Task inputs:
━━━━━━━━━━

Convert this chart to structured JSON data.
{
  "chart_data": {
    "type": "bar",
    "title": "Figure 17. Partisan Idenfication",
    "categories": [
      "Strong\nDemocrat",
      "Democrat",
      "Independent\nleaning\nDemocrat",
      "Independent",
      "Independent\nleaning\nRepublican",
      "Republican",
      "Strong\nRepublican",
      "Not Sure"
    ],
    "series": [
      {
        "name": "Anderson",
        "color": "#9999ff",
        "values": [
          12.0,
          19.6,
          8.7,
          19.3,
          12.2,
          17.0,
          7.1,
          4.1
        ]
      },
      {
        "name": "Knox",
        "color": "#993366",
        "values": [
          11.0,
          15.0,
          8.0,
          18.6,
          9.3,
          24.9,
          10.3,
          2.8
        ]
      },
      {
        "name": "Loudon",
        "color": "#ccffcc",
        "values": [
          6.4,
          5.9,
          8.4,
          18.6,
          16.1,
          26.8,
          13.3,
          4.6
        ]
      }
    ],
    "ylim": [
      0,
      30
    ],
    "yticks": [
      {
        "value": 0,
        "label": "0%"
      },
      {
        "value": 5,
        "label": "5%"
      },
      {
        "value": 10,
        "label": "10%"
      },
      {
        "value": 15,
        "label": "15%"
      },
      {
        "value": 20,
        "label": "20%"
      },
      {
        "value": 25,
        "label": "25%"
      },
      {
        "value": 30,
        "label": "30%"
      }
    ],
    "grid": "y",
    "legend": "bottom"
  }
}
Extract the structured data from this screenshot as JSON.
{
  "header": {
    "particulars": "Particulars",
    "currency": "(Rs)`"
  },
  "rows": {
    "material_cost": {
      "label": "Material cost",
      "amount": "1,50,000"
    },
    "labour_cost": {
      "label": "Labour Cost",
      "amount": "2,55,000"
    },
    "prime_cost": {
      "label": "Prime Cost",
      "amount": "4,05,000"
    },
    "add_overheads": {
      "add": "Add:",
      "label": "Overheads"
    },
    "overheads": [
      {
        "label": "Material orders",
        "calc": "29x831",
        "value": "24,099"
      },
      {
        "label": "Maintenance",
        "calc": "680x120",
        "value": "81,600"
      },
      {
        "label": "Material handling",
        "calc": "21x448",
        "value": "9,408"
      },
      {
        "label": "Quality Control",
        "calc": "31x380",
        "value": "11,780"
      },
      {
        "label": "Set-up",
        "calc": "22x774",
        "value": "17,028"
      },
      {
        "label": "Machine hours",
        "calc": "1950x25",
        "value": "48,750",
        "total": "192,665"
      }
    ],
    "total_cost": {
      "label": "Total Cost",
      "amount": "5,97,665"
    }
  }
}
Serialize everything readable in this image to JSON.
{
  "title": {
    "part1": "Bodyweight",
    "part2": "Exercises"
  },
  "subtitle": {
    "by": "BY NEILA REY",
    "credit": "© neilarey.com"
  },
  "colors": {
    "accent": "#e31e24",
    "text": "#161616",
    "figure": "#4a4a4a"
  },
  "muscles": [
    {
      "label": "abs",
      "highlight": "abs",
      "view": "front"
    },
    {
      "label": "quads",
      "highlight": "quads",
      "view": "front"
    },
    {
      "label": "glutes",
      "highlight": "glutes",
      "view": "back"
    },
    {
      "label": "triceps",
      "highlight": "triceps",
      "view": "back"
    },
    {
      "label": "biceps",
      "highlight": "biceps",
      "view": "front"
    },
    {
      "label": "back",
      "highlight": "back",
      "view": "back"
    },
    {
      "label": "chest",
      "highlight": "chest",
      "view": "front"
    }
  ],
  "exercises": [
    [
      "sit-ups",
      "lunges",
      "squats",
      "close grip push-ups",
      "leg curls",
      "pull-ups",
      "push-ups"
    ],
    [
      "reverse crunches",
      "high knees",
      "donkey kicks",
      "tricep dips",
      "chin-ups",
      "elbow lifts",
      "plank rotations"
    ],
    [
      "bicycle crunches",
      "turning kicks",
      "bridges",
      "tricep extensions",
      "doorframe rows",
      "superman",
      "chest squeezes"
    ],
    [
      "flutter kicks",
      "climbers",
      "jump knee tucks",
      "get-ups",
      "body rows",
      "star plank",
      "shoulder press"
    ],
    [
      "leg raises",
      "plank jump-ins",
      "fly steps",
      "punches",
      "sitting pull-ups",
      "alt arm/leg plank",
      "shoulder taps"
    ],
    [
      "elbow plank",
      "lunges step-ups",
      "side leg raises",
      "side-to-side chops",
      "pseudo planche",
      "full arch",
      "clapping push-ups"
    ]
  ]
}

━━━━━━━━━━

What the exercise asks: Transcribe every entry word for word.

Task output:
Convert this chart to structured JSON data.
{
  "chart_data": {
    "type": "bar",
    "title": "Figure 17. Partisan Idenfication",
    "categories": [
      "Strong\nDemocrat",
      "Democrat",
      "Independent\nleaning\nDemocrat",
      "Independent",
      "Independent\nleaning\nRepublican",
      "Republican",
      "Strong\nRepublican",
      "Not Sure"
    ],
    "series": [
      {
        "name": "Anderson",
        "color": "#9999ff",
        "values": [
          12.0,
          19.6,
          8.7,
          19.3,
          12.2,
          17.0,
          7.1,
          4.1
        ]
      },
      {
        "name": "Knox",
        "color": "#993366",
        "values": [
          11.0,
          15.0,
          8.0,
          18.6,
          9.3,
          24.9,
          10.3,
          2.8
        ]
      },
      {
        "name": "Loudon",
        "color": "#ccffcc",
        "values": [
          6.4,
          5.9,
          8.4,
          18.6,
          16.1,
          26.8,
          13.3,
          4.6
        ]
      }
    ],
    "ylim": [
      0,
      30
    ],
    "yticks": [
      {
        "value": 0,
        "label": "0%"
      },
      {
        "value": 5,
        "label": "5%"
      },
      {
        "value": 10,
        "label": "10%"
      },
      {
        "value": 15,
        "label": "15%"
      },
      {
        "value": 20,
        "label": "20%"
      },
      {
        "value": 25,
        "label": "25%"
      },
      {
        "value": 30,
        "label": "30%"
      }
    ],
    "grid": "y",
    "legend": "bottom"
  }
}
Extract the structured data from this screenshot as JSON.
{
  "header": {
    "particulars": "Particulars",
    "currency": "(Rs)`"
  },
  "rows": {
    "material_cost": {
      "label": "Material cost",
      "amount": "1,50,000"
    },
    "labour_cost": {
      "label": "Labour Cost",
      "amount": "2,55,000"
    },
    "prime_cost": {
      "label": "Prime Cost",
      "amount": "4,05,000"
    },
    "add_overheads": {
      "add": "Add:",
      "label": "Overheads"
    },
    "overheads": [
      {
        "label": "Material orders",
        "calc": "29x831",
        "value": "24,099"
      },
      {
        "label": "Maintenance",
        "calc": "680x120",
        "value": "81,600"
      },
      {
        "label": "Material handling",
        "calc": "21x448",
        "value": "9,408"
      },
      {
        "label": "Quality Control",
        "calc": "31x380",
        "value": "11,780"
      },
      {
        "label": "Set-up",
        "calc": "22x774",
        "value": "17,028"
      },
      {
        "label": "Machine hours",
        "calc": "1950x25",
        "value": "48,750",
        "total": "192,665"
      }
    ],
    "total_cost": {
      "label": "Total Cost",
      "amount": "5,97,665"
    }
  }
}
Serialize everything readable in this image to JSON.
{
  "title": {
    "part1": "Bodyweight",
    "part2": "Exercises"
  },
  "subtitle": {
    "by": "BY NEILA REY",
    "credit": "© neilarey.com"
  },
  "colors": {
    "accent": "#e31e24",
    "text": "#161616",
    "figure": "#4a4a4a"
  },
  "muscles": [
    {
      "label": "abs",
      "highlight": "abs",
      "view": "front"
    },
    {
      "label": "quads",
      "highlight": "quads",
      "view": "front"
    },
    {
      "label": "glutes",
      "highlight": "glutes",
      "view": "back"
    },
    {
      "label": "triceps",
      "highlight": "triceps",
      "view": "back"
    },
    {
      "label": "biceps",
      "highlight": "biceps",
      "view": "front"
    },
    {
      "label": "back",
      "highlight": "back",
      "view": "back"
    },
    {
      "label": "chest",
      "highlight": "chest",
      "view": "front"
    }
  ],
  "exercises": [
    [
      "sit-ups",
      "lunges",
      "squats",
      "close grip push-ups",
      "leg curls",
      "pull-ups",
      "push-ups"
    ],
    [
      "reverse crunches",
      "high knees",
      "donkey kicks",
      "tricep dips",
      "chin-ups",
      "elbow lifts",
      "plank rotations"
    ],
    [
      "bicycle crunches",
      "turning kicks",
      "bridges",
      "tricep extensions",
      "doorframe rows",
      "superman",
      "chest squeezes"
    ],
    [
      "flutter kicks",
      "climbers",
      "jump knee tucks",
      "get-ups",
      "body rows",
      "star plank",
      "shoulder press"
    ],
    [
      "leg raises",
      "plank jump-ins",
      "fly steps",
      "punches",
      "sitting pull-ups",
      "alt arm/leg plank",
      "shoulder taps"
    ],
    [
      "elbow plank",
      "lunges step-ups",
      "side leg raises",
      "side-to-side chops",
      "pseudo planche",
      "full arch",
      "clapping push-ups"
    ]
  ]
}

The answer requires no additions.